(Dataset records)
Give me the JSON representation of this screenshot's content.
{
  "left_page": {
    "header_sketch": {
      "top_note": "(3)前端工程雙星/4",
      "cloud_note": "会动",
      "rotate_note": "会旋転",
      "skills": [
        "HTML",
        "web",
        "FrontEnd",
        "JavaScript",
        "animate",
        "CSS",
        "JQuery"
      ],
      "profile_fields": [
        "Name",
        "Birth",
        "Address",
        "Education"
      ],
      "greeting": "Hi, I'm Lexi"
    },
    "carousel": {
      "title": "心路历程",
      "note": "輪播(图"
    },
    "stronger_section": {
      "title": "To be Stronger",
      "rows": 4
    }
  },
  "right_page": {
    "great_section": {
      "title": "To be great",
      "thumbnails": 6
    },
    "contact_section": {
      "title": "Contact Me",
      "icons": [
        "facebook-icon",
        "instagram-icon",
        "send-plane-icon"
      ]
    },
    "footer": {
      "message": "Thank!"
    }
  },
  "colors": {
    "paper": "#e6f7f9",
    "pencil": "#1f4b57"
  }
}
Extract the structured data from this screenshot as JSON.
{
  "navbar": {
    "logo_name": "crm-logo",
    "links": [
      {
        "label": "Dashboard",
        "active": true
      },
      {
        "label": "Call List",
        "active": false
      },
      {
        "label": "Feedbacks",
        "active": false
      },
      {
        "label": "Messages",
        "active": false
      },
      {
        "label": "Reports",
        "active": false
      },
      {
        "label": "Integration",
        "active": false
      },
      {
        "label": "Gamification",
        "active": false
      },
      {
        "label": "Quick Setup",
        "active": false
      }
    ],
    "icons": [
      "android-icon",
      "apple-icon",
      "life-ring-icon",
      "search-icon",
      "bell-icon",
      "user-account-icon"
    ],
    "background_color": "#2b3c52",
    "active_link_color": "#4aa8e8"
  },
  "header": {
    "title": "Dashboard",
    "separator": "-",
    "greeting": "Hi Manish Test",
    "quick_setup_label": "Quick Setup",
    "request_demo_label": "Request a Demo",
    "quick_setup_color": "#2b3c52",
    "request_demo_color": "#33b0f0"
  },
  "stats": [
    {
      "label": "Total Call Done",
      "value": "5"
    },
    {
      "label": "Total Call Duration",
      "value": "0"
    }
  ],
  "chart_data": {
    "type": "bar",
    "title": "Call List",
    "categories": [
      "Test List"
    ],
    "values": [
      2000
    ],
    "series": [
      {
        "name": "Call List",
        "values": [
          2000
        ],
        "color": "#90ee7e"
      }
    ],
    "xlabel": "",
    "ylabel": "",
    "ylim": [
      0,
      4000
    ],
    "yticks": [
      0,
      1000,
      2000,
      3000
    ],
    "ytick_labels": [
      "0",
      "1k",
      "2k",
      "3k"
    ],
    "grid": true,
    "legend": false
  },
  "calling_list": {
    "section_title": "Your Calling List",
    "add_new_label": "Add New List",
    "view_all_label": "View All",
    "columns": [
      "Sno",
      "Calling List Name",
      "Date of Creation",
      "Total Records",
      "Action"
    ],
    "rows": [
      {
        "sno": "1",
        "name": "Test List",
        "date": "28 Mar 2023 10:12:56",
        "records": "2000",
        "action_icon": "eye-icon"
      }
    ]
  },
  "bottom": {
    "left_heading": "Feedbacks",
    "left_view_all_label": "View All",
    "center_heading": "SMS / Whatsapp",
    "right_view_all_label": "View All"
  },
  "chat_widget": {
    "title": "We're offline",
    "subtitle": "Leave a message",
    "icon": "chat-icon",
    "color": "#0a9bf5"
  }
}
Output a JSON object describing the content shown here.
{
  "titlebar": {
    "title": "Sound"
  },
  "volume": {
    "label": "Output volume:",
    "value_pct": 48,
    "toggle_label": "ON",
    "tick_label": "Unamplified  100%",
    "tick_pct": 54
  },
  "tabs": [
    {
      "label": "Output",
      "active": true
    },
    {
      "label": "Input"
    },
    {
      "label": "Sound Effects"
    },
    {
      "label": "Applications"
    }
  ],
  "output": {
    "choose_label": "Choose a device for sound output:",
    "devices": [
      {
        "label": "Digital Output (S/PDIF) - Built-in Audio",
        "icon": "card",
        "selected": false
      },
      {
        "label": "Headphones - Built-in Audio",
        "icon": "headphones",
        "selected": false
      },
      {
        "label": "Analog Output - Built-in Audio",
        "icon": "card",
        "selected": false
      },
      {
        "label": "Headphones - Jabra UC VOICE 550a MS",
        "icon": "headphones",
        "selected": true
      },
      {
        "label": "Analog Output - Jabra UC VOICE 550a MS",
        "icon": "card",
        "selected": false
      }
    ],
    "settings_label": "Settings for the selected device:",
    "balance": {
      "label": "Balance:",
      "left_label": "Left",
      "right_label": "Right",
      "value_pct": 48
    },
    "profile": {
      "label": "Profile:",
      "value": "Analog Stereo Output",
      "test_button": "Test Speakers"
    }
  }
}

> Task to complete:
Exactly reproduce every line found in the records.

> Reply to the exercise:
Give me the JSON representation of this screenshot's content.
{
  "left_page": {
    "header_sketch": {
      "top_note": "(3)前端工程雙星/4",
      "cloud_note": "会动",
      "rotate_note": "会旋転",
      "skills": [
        "HTML",
        "web",
        "FrontEnd",
        "JavaScript",
        "animate",
        "CSS",
        "JQuery"
      ],
      "profile_fields": [
        "Name",
        "Birth",
        "Address",
        "Education"
      ],
      "greeting": "Hi, I'm Lexi"
    },
    "carousel": {
      "title": "心路历程",
      "note": "輪播(图"
    },
    "stronger_section": {
      "title": "To be Stronger",
      "rows": 4
    }
  },
  "right_page": {
    "great_section": {
      "title": "To be great",
      "thumbnails": 6
    },
    "contact_section": {
      "title": "Contact Me",
      "icons": [
        "facebook-icon",
        "instagram-icon",
        "send-plane-icon"
      ]
    },
    "footer": {
      "message": "Thank!"
    }
  },
  "colors": {
    "paper": "#e6f7f9",
    "pencil": "#1f4b57"
  }
}
Extract the structured data from this screenshot as JSON.
{
  "navbar": {
    "logo_name": "crm-logo",
    "links": [
      {
        "label": "Dashboard",
        "active": true
      },
      {
        "label": "Call List",
        "active": false
      },
      {
        "label": "Feedbacks",
        "active": false
      },
      {
        "label": "Messages",
        "active": false
      },
      {
        "label": "Reports",
        "active": false
      },
      {
        "label": "Integration",
        "active": false
      },
      {
        "label": "Gamification",
        "active": false
      },
      {
        "label": "Quick Setup",
        "active": false
      }
    ],
    "icons": [
      "android-icon",
      "apple-icon",
      "life-ring-icon",
      "search-icon",
      "bell-icon",
      "user-account-icon"
    ],
    "background_color": "#2b3c52",
    "active_link_color": "#4aa8e8"
  },
  "header": {
    "title": "Dashboard",
    "separator": "-",
    "greeting": "Hi Manish Test",
    "quick_setup_label": "Quick Setup",
    "request_demo_label": "Request a Demo",
    "quick_setup_color": "#2b3c52",
    "request_demo_color": "#33b0f0"
  },
  "stats": [
    {
      "label": "Total Call Done",
      "value": "5"
    },
    {
      "label": "Total Call Duration",
      "value": "0"
    }
  ],
  "chart_data": {
    "type": "bar",
    "title": "Call List",
    "categories": [
      "Test List"
    ],
    "values": [
      2000
    ],
    "series": [
      {
        "name": "Call List",
        "values": [
          2000
        ],
        "color": "#90ee7e"
      }
    ],
    "xlabel": "",
    "ylabel": "",
    "ylim": [
      0,
      4000
    ],
    "yticks": [
      0,
      1000,
      2000,
      3000
    ],
    "ytick_labels": [
      "0",
      "1k",
      "2k",
      "3k"
    ],
    "grid": true,
    "legend": false
  },
  "calling_list": {
    "section_title": "Your Calling List",
    "add_new_label": "Add New List",
    "view_all_label": "View All",
    "columns": [
      "Sno",
      "Calling List Name",
      "Date of Creation",
      "Total Records",
      "Action"
    ],
    "rows": [
      {
        "sno": "1",
        "name": "Test List",
        "date": "28 Mar 2023 10:12:56",
        "records": "2000",
        "action_icon": "eye-icon"
      }
    ]
  },
  "bottom": {
    "left_heading": "Feedbacks",
    "left_view_all_label": "View All",
    "center_heading": "SMS / Whatsapp",
    "right_view_all_label": "View All"
  },
  "chat_widget": {
    "title": "We're offline",
    "subtitle": "Leave a message",
    "icon": "chat-icon",
    "color": "#0a9bf5"
  }
}
Output a JSON object describing the content shown here.
{
  "titlebar": {
    "title": "Sound"
  },
  "volume": {
    "label": "Output volume:",
    "value_pct": 48,
    "toggle_label": "ON",
    "tick_label": "Unamplified  100%",
    "tick_pct": 54
  },
  "tabs": [
    {
      "label": "Output",
      "active": true
    },
    {
      "label": "Input"
    },
    {
      "label": "Sound Effects"
    },
    {
      "label": "Applications"
    }
  ],
  "output": {
    "choose_label": "Choose a device for sound output:",
    "devices": [
      {
        "label": "Digital Output (S/PDIF) - Built-in Audio",
        "icon": "card",
        "selected": false
      },
      {
        "label": "Headphones - Built-in Audio",
        "icon": "headphones",
        "selected": false
      },
      {
        "label": "Analog Output - Built-in Audio",
        "icon": "card",
        "selected": false
      },
      {
        "label": "Headphones - Jabra UC VOICE 550a MS",
        "icon": "headphones",
        "selected": true
      },
      {
        "label": "Analog Output - Jabra UC VOICE 550a MS",
        "icon": "card",
        "selected": false
      }
    ],
    "settings_label": "Settings for the selected device:",
    "balance": {
      "label": "Balance:",
      "left_label": "Left",
      "right_label": "Right",
      "value_pct": 48
    },
    "profile": {
      "label": "Profile:",
      "value": "Analog Stereo Output",
      "test_button": "Test Speakers"
    }
  }
}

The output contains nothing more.